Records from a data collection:
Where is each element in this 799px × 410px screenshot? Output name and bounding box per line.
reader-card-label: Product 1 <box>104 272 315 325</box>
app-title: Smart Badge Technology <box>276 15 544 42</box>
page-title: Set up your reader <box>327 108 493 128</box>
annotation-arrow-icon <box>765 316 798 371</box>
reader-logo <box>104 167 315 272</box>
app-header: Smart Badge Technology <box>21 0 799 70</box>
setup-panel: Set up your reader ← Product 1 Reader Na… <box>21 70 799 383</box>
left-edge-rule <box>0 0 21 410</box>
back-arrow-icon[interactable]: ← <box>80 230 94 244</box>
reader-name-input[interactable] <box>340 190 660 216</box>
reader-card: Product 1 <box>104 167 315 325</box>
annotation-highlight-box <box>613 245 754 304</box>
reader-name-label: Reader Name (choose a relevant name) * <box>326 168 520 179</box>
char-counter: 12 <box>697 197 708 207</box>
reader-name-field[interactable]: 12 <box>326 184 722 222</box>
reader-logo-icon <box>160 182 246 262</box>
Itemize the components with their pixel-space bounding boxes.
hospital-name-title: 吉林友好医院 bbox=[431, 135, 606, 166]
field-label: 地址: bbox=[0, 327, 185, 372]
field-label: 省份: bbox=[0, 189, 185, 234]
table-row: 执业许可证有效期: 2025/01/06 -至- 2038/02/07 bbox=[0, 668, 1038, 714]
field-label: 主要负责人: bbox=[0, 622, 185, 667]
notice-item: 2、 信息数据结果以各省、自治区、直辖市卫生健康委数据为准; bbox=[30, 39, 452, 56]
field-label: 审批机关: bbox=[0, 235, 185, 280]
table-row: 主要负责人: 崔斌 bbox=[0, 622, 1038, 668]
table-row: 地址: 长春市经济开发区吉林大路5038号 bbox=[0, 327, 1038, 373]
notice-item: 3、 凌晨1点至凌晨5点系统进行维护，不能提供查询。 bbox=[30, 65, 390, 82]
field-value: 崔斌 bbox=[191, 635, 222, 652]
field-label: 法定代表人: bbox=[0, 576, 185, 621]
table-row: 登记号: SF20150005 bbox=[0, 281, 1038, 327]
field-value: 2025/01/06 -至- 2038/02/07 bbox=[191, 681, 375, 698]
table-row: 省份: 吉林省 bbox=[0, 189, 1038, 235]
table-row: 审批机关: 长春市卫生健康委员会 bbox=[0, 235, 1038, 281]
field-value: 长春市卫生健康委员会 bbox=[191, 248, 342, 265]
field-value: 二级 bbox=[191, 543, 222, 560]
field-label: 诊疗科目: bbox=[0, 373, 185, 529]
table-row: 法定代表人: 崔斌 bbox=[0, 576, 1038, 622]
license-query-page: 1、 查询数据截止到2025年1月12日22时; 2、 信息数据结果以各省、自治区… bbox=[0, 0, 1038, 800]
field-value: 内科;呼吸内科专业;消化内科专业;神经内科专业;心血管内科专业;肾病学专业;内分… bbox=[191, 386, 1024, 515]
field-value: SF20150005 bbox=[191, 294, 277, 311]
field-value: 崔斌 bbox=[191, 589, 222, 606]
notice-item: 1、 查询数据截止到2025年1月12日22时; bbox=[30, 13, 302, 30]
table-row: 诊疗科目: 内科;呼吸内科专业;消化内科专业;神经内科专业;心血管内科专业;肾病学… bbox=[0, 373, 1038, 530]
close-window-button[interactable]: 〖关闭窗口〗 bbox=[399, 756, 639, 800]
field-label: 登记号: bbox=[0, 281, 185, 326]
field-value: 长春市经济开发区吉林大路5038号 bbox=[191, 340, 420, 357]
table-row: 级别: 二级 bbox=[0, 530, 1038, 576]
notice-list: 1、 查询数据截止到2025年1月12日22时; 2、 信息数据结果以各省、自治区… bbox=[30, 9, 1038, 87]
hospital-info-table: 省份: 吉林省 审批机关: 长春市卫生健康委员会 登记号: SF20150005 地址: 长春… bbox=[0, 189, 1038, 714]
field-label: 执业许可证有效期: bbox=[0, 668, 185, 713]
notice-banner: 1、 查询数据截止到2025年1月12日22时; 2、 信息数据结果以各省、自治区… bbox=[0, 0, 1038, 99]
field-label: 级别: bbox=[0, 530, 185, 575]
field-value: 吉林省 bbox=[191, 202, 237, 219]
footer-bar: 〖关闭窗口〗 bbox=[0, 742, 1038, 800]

→ EXERCISE BRIEF
Return the material word for word, from its first line down to and including the line that contains "table-row: 执业许可证有效期: 2025/01/06".

→ WRITTEN SOLUTION
Where is each element in this 799px × 410px screenshot? Output name and bounding box per line.
reader-card-label: Product 1 <box>104 272 315 325</box>
app-title: Smart Badge Technology <box>276 15 544 42</box>
page-title: Set up your reader <box>327 108 493 128</box>
annotation-arrow-icon <box>765 316 798 371</box>
reader-logo <box>104 167 315 272</box>
app-header: Smart Badge Technology <box>21 0 799 70</box>
setup-panel: Set up your reader ← Product 1 Reader Na… <box>21 70 799 383</box>
left-edge-rule <box>0 0 21 410</box>
back-arrow-icon[interactable]: ← <box>80 230 94 244</box>
reader-name-input[interactable] <box>340 190 660 216</box>
reader-card: Product 1 <box>104 167 315 325</box>
annotation-highlight-box <box>613 245 754 304</box>
reader-name-label: Reader Name (choose a relevant name) * <box>326 168 520 179</box>
char-counter: 12 <box>697 197 708 207</box>
reader-name-field[interactable]: 12 <box>326 184 722 222</box>
reader-logo-icon <box>160 182 246 262</box>
Itemize the components with their pixel-space bounding boxes.
hospital-name-title: 吉林友好医院 bbox=[431, 135, 606, 166]
field-label: 地址: bbox=[0, 327, 185, 372]
field-label: 省份: bbox=[0, 189, 185, 234]
table-row: 执业许可证有效期: 2025/01/06 -至- 2038/02/07 bbox=[0, 668, 1038, 714]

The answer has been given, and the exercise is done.